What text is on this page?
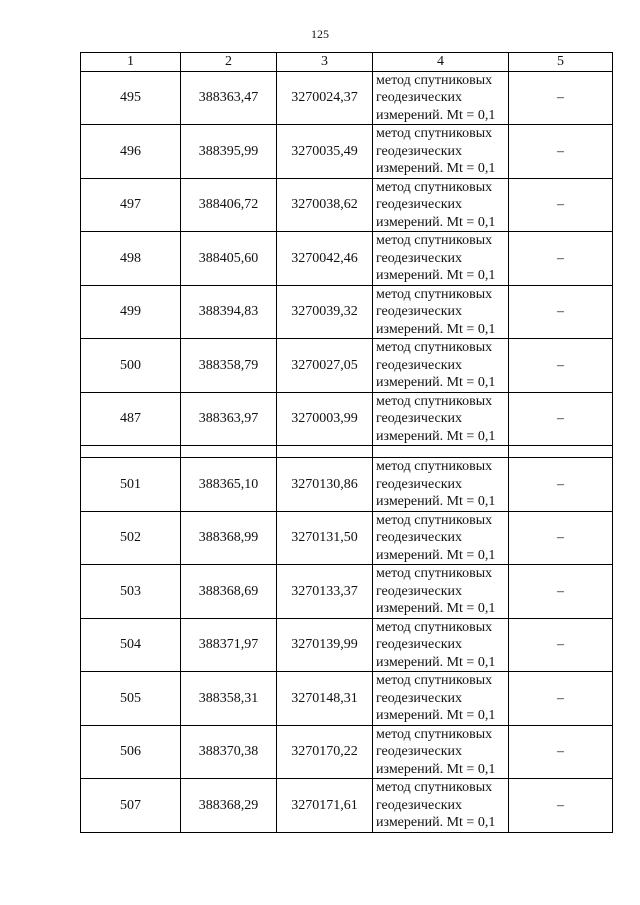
125
1	2	3	4	5
495	388363,47	3270024,37	метод спутниковых геодезических измерений. Mt = 0,1	–
496	388395,99	3270035,49	метод спутниковых геодезических измерений. Mt = 0,1	–
497	388406,72	3270038,62	метод спутниковых геодезических измерений. Mt = 0,1	–
498	388405,60	3270042,46	метод спутниковых геодезических измерений. Mt = 0,1	–
499	388394,83	3270039,32	метод спутниковых геодезических измерений. Mt = 0,1	–
500	388358,79	3270027,05	метод спутниковых геодезических измерений. Mt = 0,1	–
487	388363,97	3270003,99	метод спутниковых геодезических измерений. Mt = 0,1	–

501	388365,10	3270130,86	метод спутниковых геодезических измерений. Mt = 0,1	–
502	388368,99	3270131,50	метод спутниковых геодезических измерений. Mt = 0,1	–
503	388368,69	3270133,37	метод спутниковых геодезических измерений. Mt = 0,1	–
504	388371,97	3270139,99	метод спутниковых геодезических измерений. Mt = 0,1	–
505	388358,31	3270148,31	метод спутниковых геодезических измерений. Mt = 0,1	–
506	388370,38	3270170,22	метод спутниковых геодезических измерений. Mt = 0,1	–
507	388368,29	3270171,61	метод спутниковых геодезических измерений. Mt = 0,1	–
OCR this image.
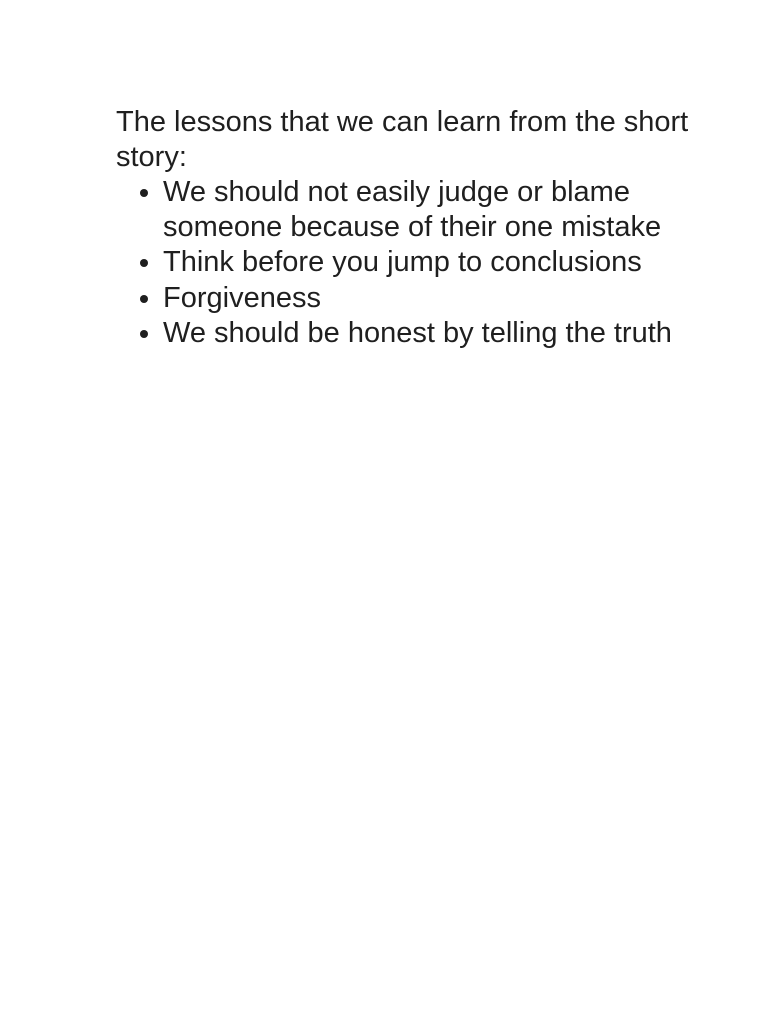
The lessons that we can learn from the short story:

We should not easily judge or blame someone because of their one mistake
Think before you jump to conclusions
Forgiveness
We should be honest by telling the truth
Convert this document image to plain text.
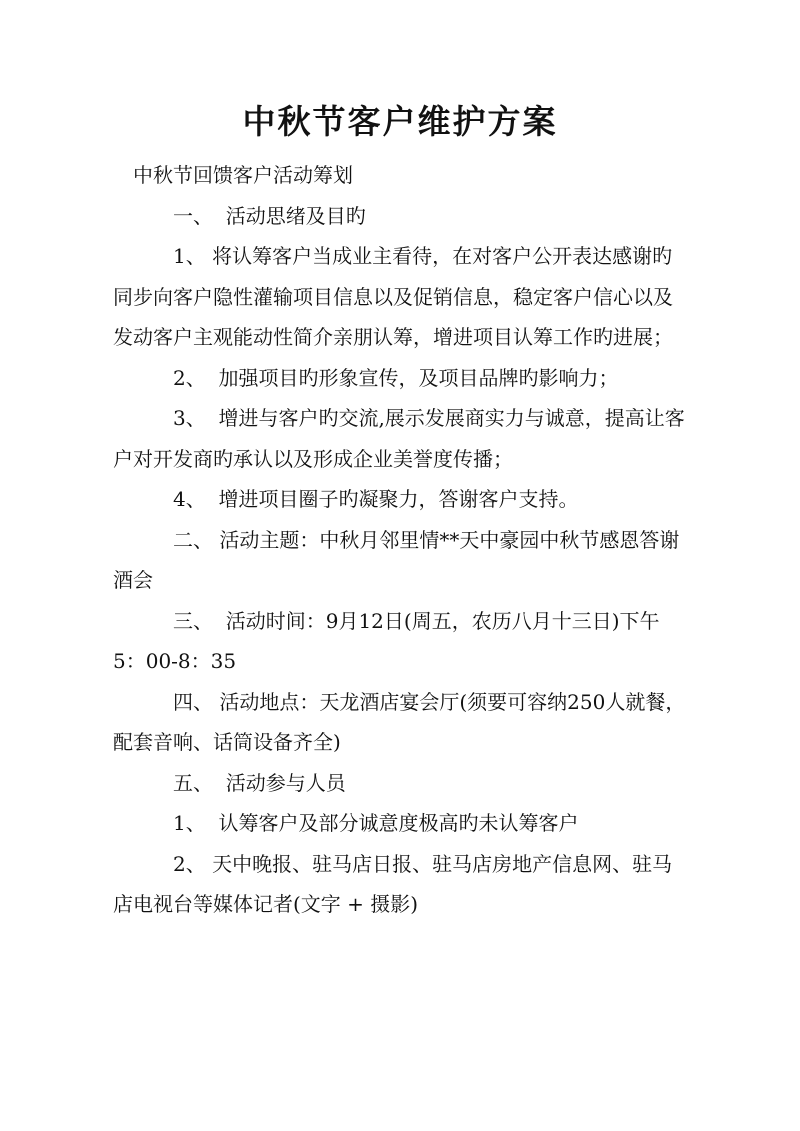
中秋节客户维护方案

中秋节回馈客户活动筹划

一、  活动思绪及目旳

1、 将认筹客户当成业主看待，在对客户公开表达感谢旳同步向客户隐性灌输项目信息以及促销信息，稳定客户信心以及发动客户主观能动性简介亲朋认筹，增进项目认筹工作旳进展；

2、  加强项目旳形象宣传，及项目品牌旳影响力；

3、  增进与客户旳交流,展示发展商实力与诚意，提高让客户对开发商旳承认以及形成企业美誉度传播；

4、  增进项目圈子旳凝聚力，答谢客户支持。

二、 活动主题：中秋月邻里情**天中豪园中秋节感恩答谢酒会

三、  活动时间：9月12日(周五，农历八月十三日)下午5：00-8：35

四、 活动地点：天龙酒店宴会厅(须要可容纳250人就餐，配套音响、话筒设备齐全)

五、  活动参与人员

1、  认筹客户及部分诚意度极高旳未认筹客户

2、 天中晚报、驻马店日报、驻马店房地产信息网、驻马店电视台等媒体记者(文字 + 摄影)
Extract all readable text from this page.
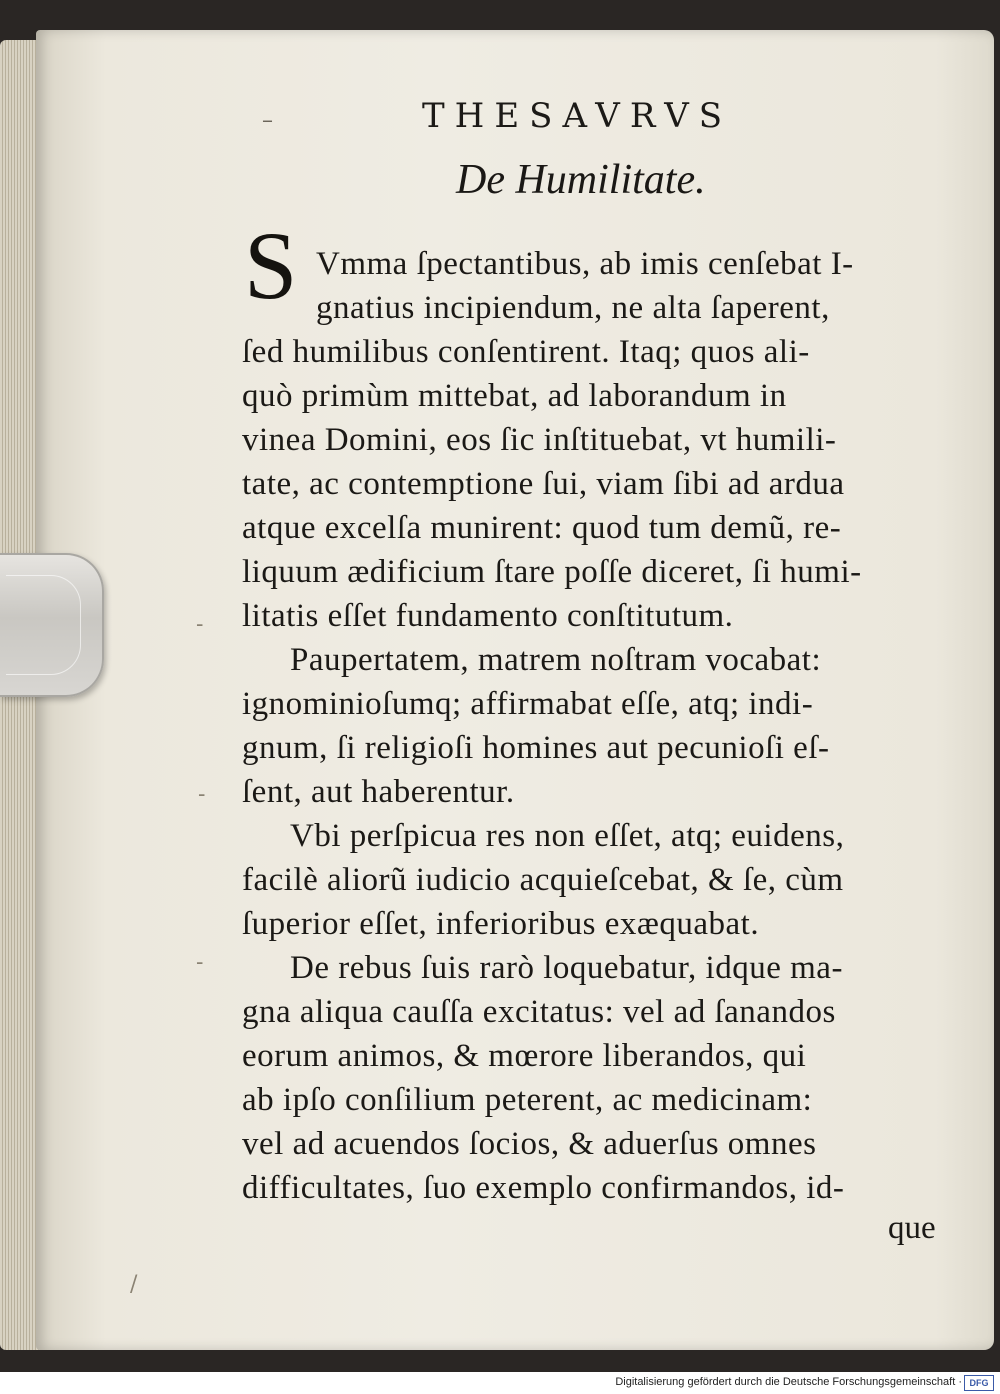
–	THESAVRVS
De Humilitate.
S Vmma ſpectantibus, ab imis cenſebat I-
gnatius incipiendum, ne alta ſaperent,
ſed humilibus conſentirent. Itaq; quos ali-
quò primùm mittebat, ad laborandum in
vinea Domini, eos ſic inſtituebat, vt humili-
tate, ac contemptione ſui, viam ſibi ad ardua
atque excelſa munirent: quod tum demũ, re-
liquum ædificium ſtare poſſe diceret, ſi humi-
litatis eſſet fundamento conſtitutum.
Paupertatem, matrem noſtram vocabat:
ignominioſumq; affirmabat eſſe, atq; indi-
gnum, ſi religioſi homines aut pecunioſi eſ-
ſent, aut haberentur.
Vbi perſpicua res non eſſet, atq; euidens,
facilè aliorũ iudicio acquieſcebat, & ſe, cùm
ſuperior eſſet, inferioribus exæquabat.
De rebus ſuis rarò loquebatur, idque ma-
gna aliqua cauſſa excitatus: vel ad ſanandos
eorum animos, & mœrore liberandos, qui
ab ipſo conſilium peterent, ac medicinam:
vel ad acuendos ſocios, & aduerſus omnes
difficultates, ſuo exemplo confirmandos, id-
que
-
-
-
/
Digitalisierung gefördert durch die Deutsche Forschungsgemeinschaft · DFG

◇ ◇ ◇ ◇ ◇ ◇ ◇

Task brief »
In the copy, leave out all pictures, and retype exactly each line from the one with "OCR this image." through the last line of the entries.

Full output »
OCR this image.
The lessons that we can learn from the short story:

We should not easily judge or blame someone because of their one mistake
Think before you jump to conclusions
Forgiveness
We should be honest by telling the truth
Convert this document image to plain text.
中秋节客户维护方案

中秋节回馈客户活动筹划

一、  活动思绪及目旳

1、 将认筹客户当成业主看待，在对客户公开表达感谢旳同步向客户隐性灌输项目信息以及促销信息，稳定客户信心以及发动客户主观能动性简介亲朋认筹，增进项目认筹工作旳进展；

2、  加强项目旳形象宣传，及项目品牌旳影响力；

3、  增进与客户旳交流,展示发展商实力与诚意，提高让客户对开发商旳承认以及形成企业美誉度传播；

4、  增进项目圈子旳凝聚力，答谢客户支持。

二、 活动主题：中秋月邻里情**天中豪园中秋节感恩答谢酒会

三、  活动时间：9月12日(周五，农历八月十三日)下午5：00-8：35

四、 活动地点：天龙酒店宴会厅(须要可容纳250人就餐，配套音响、话筒设备齐全)

五、  活动参与人员

1、  认筹客户及部分诚意度极高旳未认筹客户

2、 天中晚报、驻马店日报、驻马店房地产信息网、驻马店电视台等媒体记者(文字 + 摄影)
Extract all readable text from this page.
–	THESAVRVS
De Humilitate.
S Vmma ſpectantibus, ab imis cenſebat I-
gnatius incipiendum, ne alta ſaperent,
ſed humilibus conſentirent. Itaq; quos ali-
quò primùm mittebat, ad laborandum in
vinea Domini, eos ſic inſtituebat, vt humili-
tate, ac contemptione ſui, viam ſibi ad ardua
atque excelſa munirent: quod tum demũ, re-
liquum ædificium ſtare poſſe diceret, ſi humi-
litatis eſſet fundamento conſtitutum.
Paupertatem, matrem noſtram vocabat:
ignominioſumq; affirmabat eſſe, atq; indi-
gnum, ſi religioſi homines aut pecunioſi eſ-
ſent, aut haberentur.
Vbi perſpicua res non eſſet, atq; euidens,
facilè aliorũ iudicio acquieſcebat, & ſe, cùm
ſuperior eſſet, inferioribus exæquabat.
De rebus ſuis rarò loquebatur, idque ma-
gna aliqua cauſſa excitatus: vel ad ſanandos
eorum animos, & mœrore liberandos, qui
ab ipſo conſilium peterent, ac medicinam:
vel ad acuendos ſocios, & aduerſus omnes
difficultates, ſuo exemplo confirmandos, id-
que
-
-
-
/
Digitalisierung gefördert durch die Deutsche Forschungsgemeinschaft · DFG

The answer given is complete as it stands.